Exercise task: Make an exact copy of the data below, leaving out every picture.

Data for the task:
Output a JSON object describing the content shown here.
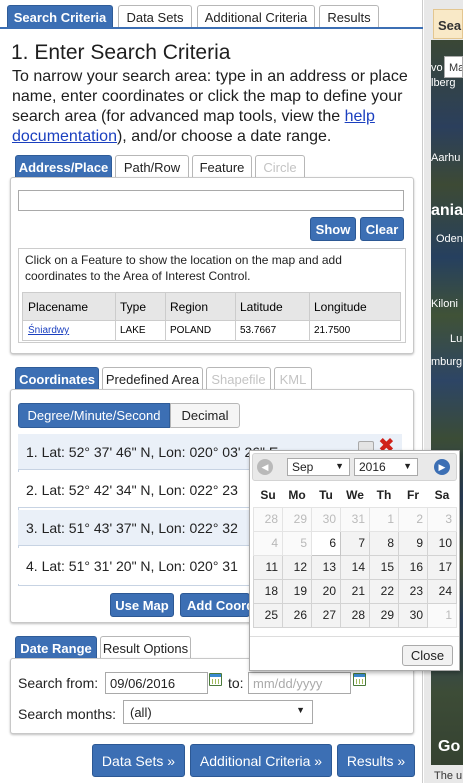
{
  "main_tabs": [
    "Search Criteria",
    "Data Sets",
    "Additional Criteria",
    "Results"
  ],
  "heading": "1. Enter Search Criteria",
  "intro": {
    "text_before": "To narrow your search area: type in an address or place name, enter coordinates or click the map to define your search area (for advanced map tools, view the ",
    "link": "help documentation",
    "text_after": "), and/or choose a date range."
  },
  "address_tabs": [
    "Address/Place",
    "Path/Row",
    "Feature",
    "Circle"
  ],
  "address": {
    "value": "",
    "show": "Show",
    "clear": "Clear"
  },
  "feature": {
    "hint": "Click on a Feature to show the location on the map and add coordinates to the Area of Interest Control.",
    "columns": [
      "Placename",
      "Type",
      "Region",
      "Latitude",
      "Longitude"
    ],
    "row": {
      "placename": "Śniardwy",
      "type": "LAKE",
      "region": "POLAND",
      "latitude": "53.7667",
      "longitude": "21.7500"
    }
  },
  "coord_tabs": [
    "Coordinates",
    "Predefined Area",
    "Shapefile",
    "KML"
  ],
  "format_toggle": [
    "Degree/Minute/Second",
    "Decimal"
  ],
  "coordinates": [
    "1.  Lat: 52° 37' 46\" N, Lon: 020° 03' 26\" E",
    "2.  Lat: 52° 42' 34\" N, Lon: 022° 23",
    "3.  Lat: 51° 43' 37\" N, Lon: 022° 32",
    "4.  Lat: 51° 31' 20\" N, Lon: 020° 31"
  ],
  "coord_buttons": {
    "use_map": "Use Map",
    "add_coord": "Add Coord"
  },
  "date_tabs": [
    "Date Range",
    "Result Options"
  ],
  "date": {
    "from_label": "Search from:",
    "from_value": "09/06/2016",
    "to_label": "to:",
    "to_placeholder": "mm/dd/yyyy",
    "months_label": "Search months:",
    "months_value": "(all)"
  },
  "nav_buttons": {
    "data_sets": "Data Sets »",
    "additional": "Additional Criteria »",
    "results": "Results »"
  },
  "datepicker": {
    "month": "Sep",
    "year": "2016",
    "weekdays": [
      "Su",
      "Mo",
      "Tu",
      "We",
      "Th",
      "Fr",
      "Sa"
    ],
    "weeks": [
      [
        "28",
        "29",
        "30",
        "31",
        "1",
        "2",
        "3"
      ],
      [
        "4",
        "5",
        "6",
        "7",
        "8",
        "9",
        "10"
      ],
      [
        "11",
        "12",
        "13",
        "14",
        "15",
        "16",
        "17"
      ],
      [
        "18",
        "19",
        "20",
        "21",
        "22",
        "23",
        "24"
      ],
      [
        "25",
        "26",
        "27",
        "28",
        "29",
        "30",
        "1"
      ]
    ],
    "close": "Close"
  },
  "map": {
    "search_tab": "Sea",
    "input_text": "Ma",
    "labels": [
      "vo",
      "lberg",
      "Aarhu",
      "ania",
      "Oden",
      "Kiloni",
      "Lu",
      "mburg"
    ],
    "google": "Go",
    "footer": "The u"
  },
  "colors": {
    "accent": "#3c6fb4",
    "map_water": "#29456a",
    "map_land": "#3c4a3a"
  }
}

Task solution:
Output a JSON object describing the content shown here.
{
  "main_tabs": [
    "Search Criteria",
    "Data Sets",
    "Additional Criteria",
    "Results"
  ],
  "heading": "1. Enter Search Criteria",
  "intro": {
    "text_before": "To narrow your search area: type in an address or place name, enter coordinates or click the map to define your search area (for advanced map tools, view the ",
    "link": "help documentation",
    "text_after": "), and/or choose a date range."
  },
  "address_tabs": [
    "Address/Place",
    "Path/Row",
    "Feature",
    "Circle"
  ],
  "address": {
    "value": "",
    "show": "Show",
    "clear": "Clear"
  },
  "feature": {
    "hint": "Click on a Feature to show the location on the map and add coordinates to the Area of Interest Control.",
    "columns": [
      "Placename",
      "Type",
      "Region",
      "Latitude",
      "Longitude"
    ],
    "row": {
      "placename": "Śniardwy",
      "type": "LAKE",
      "region": "POLAND",
      "latitude": "53.7667",
      "longitude": "21.7500"
    }
  },
  "coord_tabs": [
    "Coordinates",
    "Predefined Area",
    "Shapefile",
    "KML"
  ],
  "format_toggle": [
    "Degree/Minute/Second",
    "Decimal"
  ],
  "coordinates": [
    "1.  Lat: 52° 37' 46\" N, Lon: 020° 03' 26\" E",
    "2.  Lat: 52° 42' 34\" N, Lon: 022° 23",
    "3.  Lat: 51° 43' 37\" N, Lon: 022° 32",
    "4.  Lat: 51° 31' 20\" N, Lon: 020° 31"
  ],
  "coord_buttons": {
    "use_map": "Use Map",
    "add_coord": "Add Coord"
  },
  "date_tabs": [
    "Date Range",
    "Result Options"
  ],
  "date": {
    "from_label": "Search from:",
    "from_value": "09/06/2016",
    "to_label": "to:",
    "to_placeholder": "mm/dd/yyyy",
    "months_label": "Search months:",
    "months_value": "(all)"
  },
  "nav_buttons": {
    "data_sets": "Data Sets »",
    "additional": "Additional Criteria »",
    "results": "Results »"
  },
  "datepicker": {
    "month": "Sep",
    "year": "2016",
    "weekdays": [
      "Su",
      "Mo",
      "Tu",
      "We",
      "Th",
      "Fr",
      "Sa"
    ],
    "weeks": [
      [
        "28",
        "29",
        "30",
        "31",
        "1",
        "2",
        "3"
      ],
      [
        "4",
        "5",
        "6",
        "7",
        "8",
        "9",
        "10"
      ],
      [
        "11",
        "12",
        "13",
        "14",
        "15",
        "16",
        "17"
      ],
      [
        "18",
        "19",
        "20",
        "21",
        "22",
        "23",
        "24"
      ],
      [
        "25",
        "26",
        "27",
        "28",
        "29",
        "30",
        "1"
      ]
    ],
    "close": "Close"
  },
  "map": {
    "search_tab": "Sea",
    "input_text": "Ma",
    "labels": [
      "vo",
      "lberg",
      "Aarhu",
      "ania",
      "Oden",
      "Kiloni",
      "Lu",
      "mburg"
    ],
    "google": "Go",
    "footer": "The u"
  },
  "colors": {
    "accent": "#3c6fb4",
    "map_water": "#29456a",
    "map_land": "#3c4a3a"
  }
}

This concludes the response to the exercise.